◆ What to work on
Where a line contains the word "financial", copy that line.

********

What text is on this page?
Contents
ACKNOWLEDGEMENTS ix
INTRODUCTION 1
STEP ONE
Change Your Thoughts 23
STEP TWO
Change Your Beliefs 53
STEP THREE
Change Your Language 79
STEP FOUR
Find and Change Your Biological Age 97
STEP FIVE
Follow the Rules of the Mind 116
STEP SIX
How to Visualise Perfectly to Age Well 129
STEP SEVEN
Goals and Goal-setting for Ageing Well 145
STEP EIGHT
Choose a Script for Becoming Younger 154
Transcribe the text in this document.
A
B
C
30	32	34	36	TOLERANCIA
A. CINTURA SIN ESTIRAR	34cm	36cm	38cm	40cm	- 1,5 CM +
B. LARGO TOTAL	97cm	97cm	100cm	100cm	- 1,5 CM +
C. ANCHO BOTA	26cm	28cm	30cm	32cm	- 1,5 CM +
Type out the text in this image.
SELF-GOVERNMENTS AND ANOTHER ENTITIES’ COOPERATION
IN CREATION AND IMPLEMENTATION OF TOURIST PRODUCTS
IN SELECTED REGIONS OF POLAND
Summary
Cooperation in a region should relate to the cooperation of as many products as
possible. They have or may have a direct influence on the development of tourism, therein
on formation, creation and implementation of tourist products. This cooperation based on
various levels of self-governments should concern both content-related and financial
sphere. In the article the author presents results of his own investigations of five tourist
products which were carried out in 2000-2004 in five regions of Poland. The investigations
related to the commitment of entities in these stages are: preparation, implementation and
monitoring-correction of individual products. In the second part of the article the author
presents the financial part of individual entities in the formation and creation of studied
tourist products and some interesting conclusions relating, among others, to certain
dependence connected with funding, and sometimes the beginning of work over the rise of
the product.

********

◆ The reply
various levels of self-governments should concern both content-related and financial
presents the financial part of individual entities in the formation and creation of studied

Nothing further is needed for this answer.